§ **Stated goal**:
Locate the word "this" in the entries below, then gather every line that holds it.

§ **Record extracts**:
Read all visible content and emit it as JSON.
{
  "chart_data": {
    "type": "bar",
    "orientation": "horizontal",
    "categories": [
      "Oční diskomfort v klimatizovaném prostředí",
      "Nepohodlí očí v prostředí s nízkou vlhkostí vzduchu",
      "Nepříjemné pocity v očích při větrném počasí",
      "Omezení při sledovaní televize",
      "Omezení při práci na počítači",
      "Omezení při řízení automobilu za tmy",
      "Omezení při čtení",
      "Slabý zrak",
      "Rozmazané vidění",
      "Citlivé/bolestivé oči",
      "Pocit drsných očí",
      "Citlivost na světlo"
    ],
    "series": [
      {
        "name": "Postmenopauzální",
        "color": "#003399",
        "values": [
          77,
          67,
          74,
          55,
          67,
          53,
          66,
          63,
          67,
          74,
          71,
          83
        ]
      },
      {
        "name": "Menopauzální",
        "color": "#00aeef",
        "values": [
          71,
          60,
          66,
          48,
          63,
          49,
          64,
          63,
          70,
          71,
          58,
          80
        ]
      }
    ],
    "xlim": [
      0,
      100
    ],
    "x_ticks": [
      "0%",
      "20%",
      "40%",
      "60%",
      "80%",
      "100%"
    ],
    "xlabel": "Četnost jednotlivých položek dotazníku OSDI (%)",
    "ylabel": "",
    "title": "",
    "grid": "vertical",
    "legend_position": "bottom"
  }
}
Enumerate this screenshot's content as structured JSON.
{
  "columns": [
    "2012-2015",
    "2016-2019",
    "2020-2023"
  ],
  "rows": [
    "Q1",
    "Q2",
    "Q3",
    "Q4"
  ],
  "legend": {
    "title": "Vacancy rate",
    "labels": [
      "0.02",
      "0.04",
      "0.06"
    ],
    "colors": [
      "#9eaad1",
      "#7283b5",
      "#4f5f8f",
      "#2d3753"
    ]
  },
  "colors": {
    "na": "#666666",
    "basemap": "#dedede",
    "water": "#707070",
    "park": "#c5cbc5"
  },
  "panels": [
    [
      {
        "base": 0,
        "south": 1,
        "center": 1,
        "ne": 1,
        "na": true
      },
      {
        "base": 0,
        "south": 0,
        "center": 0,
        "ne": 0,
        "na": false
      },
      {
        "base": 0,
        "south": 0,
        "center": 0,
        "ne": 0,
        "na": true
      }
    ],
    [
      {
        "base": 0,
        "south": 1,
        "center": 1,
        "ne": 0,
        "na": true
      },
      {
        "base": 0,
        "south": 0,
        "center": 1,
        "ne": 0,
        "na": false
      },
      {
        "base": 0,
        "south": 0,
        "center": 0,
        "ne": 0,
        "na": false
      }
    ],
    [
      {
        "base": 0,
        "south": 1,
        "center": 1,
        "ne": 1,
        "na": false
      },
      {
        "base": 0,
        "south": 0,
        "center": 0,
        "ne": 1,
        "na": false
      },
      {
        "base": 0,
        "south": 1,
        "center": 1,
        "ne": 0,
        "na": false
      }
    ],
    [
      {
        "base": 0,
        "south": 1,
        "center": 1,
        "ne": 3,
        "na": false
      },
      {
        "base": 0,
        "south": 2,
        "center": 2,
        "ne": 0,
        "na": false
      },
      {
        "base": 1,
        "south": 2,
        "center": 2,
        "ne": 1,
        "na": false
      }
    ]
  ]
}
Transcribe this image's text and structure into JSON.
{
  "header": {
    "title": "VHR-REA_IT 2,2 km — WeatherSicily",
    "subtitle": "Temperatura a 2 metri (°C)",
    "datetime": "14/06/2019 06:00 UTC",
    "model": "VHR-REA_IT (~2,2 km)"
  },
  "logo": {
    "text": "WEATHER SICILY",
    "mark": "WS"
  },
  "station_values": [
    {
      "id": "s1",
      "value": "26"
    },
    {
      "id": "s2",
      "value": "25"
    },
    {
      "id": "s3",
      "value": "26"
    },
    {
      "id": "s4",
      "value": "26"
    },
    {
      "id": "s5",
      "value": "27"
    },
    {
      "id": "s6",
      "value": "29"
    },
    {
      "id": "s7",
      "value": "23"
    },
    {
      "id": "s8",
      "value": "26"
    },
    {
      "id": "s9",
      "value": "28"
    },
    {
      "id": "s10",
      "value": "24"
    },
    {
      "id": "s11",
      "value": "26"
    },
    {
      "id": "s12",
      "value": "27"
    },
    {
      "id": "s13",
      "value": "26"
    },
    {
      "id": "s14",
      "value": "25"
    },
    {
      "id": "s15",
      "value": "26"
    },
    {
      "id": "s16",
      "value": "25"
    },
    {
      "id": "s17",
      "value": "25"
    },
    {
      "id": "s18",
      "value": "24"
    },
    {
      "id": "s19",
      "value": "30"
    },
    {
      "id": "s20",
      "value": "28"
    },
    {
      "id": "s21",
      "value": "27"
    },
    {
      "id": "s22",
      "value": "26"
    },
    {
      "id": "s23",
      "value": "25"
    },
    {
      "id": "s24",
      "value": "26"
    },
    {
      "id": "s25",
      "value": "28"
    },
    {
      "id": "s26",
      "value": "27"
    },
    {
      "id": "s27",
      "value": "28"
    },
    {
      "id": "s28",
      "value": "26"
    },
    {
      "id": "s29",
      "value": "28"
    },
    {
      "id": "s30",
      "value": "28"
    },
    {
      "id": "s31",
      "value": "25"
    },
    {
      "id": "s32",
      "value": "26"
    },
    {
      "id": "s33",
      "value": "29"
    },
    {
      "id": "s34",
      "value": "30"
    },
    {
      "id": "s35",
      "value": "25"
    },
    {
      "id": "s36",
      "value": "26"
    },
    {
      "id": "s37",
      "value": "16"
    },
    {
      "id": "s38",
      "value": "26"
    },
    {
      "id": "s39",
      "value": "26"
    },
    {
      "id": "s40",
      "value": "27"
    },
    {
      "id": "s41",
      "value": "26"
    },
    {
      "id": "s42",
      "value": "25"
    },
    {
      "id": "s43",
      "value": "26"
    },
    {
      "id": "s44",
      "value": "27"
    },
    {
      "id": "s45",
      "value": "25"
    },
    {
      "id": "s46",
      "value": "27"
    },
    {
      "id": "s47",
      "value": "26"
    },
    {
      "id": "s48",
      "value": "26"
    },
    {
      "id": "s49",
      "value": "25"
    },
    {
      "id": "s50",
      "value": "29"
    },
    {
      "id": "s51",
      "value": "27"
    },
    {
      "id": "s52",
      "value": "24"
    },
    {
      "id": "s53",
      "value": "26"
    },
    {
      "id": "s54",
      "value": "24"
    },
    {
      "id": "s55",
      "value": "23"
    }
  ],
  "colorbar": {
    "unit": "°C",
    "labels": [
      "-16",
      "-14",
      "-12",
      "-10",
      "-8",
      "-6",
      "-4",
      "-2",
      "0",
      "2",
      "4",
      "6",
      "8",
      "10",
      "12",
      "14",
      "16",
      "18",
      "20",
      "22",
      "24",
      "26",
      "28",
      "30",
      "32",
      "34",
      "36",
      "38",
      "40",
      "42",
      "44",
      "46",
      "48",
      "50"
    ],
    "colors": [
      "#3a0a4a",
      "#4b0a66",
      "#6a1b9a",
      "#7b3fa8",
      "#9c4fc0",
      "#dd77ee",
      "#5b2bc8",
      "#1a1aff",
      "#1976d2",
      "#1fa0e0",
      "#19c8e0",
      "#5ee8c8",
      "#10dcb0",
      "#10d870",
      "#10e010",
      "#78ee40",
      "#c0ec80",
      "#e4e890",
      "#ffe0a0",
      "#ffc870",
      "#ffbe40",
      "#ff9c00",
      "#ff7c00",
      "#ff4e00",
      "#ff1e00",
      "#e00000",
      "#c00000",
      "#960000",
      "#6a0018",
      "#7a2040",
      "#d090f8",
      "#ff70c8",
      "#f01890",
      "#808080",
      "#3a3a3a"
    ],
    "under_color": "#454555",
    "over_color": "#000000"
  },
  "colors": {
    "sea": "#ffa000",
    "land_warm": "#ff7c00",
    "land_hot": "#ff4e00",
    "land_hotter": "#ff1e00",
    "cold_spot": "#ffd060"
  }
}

§ **Expected answer**:
Enumerate this screenshot's content as structured JSON.
Transcribe this image's text and structure into JSON.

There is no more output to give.